▸ **REQUEST**
Copy out the listing that follows, exact in every word, and skip the images.

▸ **PROVIDED RECORDS**
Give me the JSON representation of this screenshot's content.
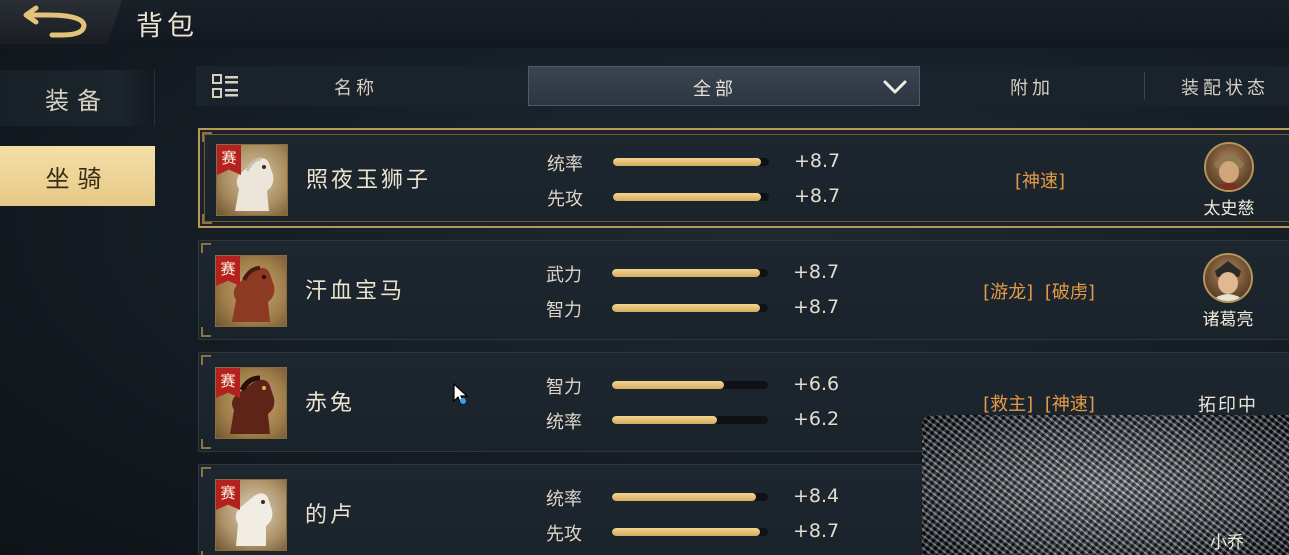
{
  "topbar": {
    "title": "背包",
    "back_icon": "back-arrow-icon"
  },
  "sidebar": {
    "tabs": [
      {
        "label": "装备",
        "active": false
      },
      {
        "label": "坐骑",
        "active": true
      }
    ]
  },
  "header": {
    "name_label": "名称",
    "filter": {
      "selected": "全部"
    },
    "extra_label": "附加",
    "equip_label": "装配状态"
  },
  "rows": [
    {
      "badge": "赛",
      "name": "照夜玉狮子",
      "stats": [
        {
          "label": "统率",
          "value": "+8.7",
          "fill": 0.95
        },
        {
          "label": "先攻",
          "value": "+8.7",
          "fill": 0.95
        }
      ],
      "skills": [
        "[神速]"
      ],
      "equipped_by": "太史慈",
      "selected": true
    },
    {
      "badge": "赛",
      "name": "汗血宝马",
      "stats": [
        {
          "label": "武力",
          "value": "+8.7",
          "fill": 0.95
        },
        {
          "label": "智力",
          "value": "+8.7",
          "fill": 0.95
        }
      ],
      "skills": [
        "[游龙]",
        "[破虏]"
      ],
      "equipped_by": "诸葛亮",
      "selected": false
    },
    {
      "badge": "赛",
      "name": "赤兔",
      "stats": [
        {
          "label": "智力",
          "value": "+6.6",
          "fill": 0.72
        },
        {
          "label": "统率",
          "value": "+6.2",
          "fill": 0.67
        }
      ],
      "skills": [
        "[救主]",
        "[神速]"
      ],
      "status": "拓印中",
      "selected": false
    },
    {
      "badge": "赛",
      "name": "的卢",
      "stats": [
        {
          "label": "统率",
          "value": "+8.4",
          "fill": 0.92
        },
        {
          "label": "先攻",
          "value": "+8.7",
          "fill": 0.95
        }
      ],
      "skills": [],
      "equipped_by": "小乔",
      "selected": false
    }
  ],
  "colors": {
    "accent_gold": "#e6c987",
    "skill_orange": "#e49b45",
    "badge_red": "#b3221f"
  }
}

▸ **OUTPUT BELOW**
Give me the JSON representation of this screenshot's content.
{
  "topbar": {
    "title": "背包",
    "back_icon": "back-arrow-icon"
  },
  "sidebar": {
    "tabs": [
      {
        "label": "装备",
        "active": false
      },
      {
        "label": "坐骑",
        "active": true
      }
    ]
  },
  "header": {
    "name_label": "名称",
    "filter": {
      "selected": "全部"
    },
    "extra_label": "附加",
    "equip_label": "装配状态"
  },
  "rows": [
    {
      "badge": "赛",
      "name": "照夜玉狮子",
      "stats": [
        {
          "label": "统率",
          "value": "+8.7",
          "fill": 0.95
        },
        {
          "label": "先攻",
          "value": "+8.7",
          "fill": 0.95
        }
      ],
      "skills": [
        "[神速]"
      ],
      "equipped_by": "太史慈",
      "selected": true
    },
    {
      "badge": "赛",
      "name": "汗血宝马",
      "stats": [
        {
          "label": "武力",
          "value": "+8.7",
          "fill": 0.95
        },
        {
          "label": "智力",
          "value": "+8.7",
          "fill": 0.95
        }
      ],
      "skills": [
        "[游龙]",
        "[破虏]"
      ],
      "equipped_by": "诸葛亮",
      "selected": false
    },
    {
      "badge": "赛",
      "name": "赤兔",
      "stats": [
        {
          "label": "智力",
          "value": "+6.6",
          "fill": 0.72
        },
        {
          "label": "统率",
          "value": "+6.2",
          "fill": 0.67
        }
      ],
      "skills": [
        "[救主]",
        "[神速]"
      ],
      "status": "拓印中",
      "selected": false
    },
    {
      "badge": "赛",
      "name": "的卢",
      "stats": [
        {
          "label": "统率",
          "value": "+8.4",
          "fill": 0.92
        },
        {
          "label": "先攻",
          "value": "+8.7",
          "fill": 0.95
        }
      ],
      "skills": [],
      "equipped_by": "小乔",
      "selected": false
    }
  ],
  "colors": {
    "accent_gold": "#e6c987",
    "skill_orange": "#e49b45",
    "badge_red": "#b3221f"
  }
}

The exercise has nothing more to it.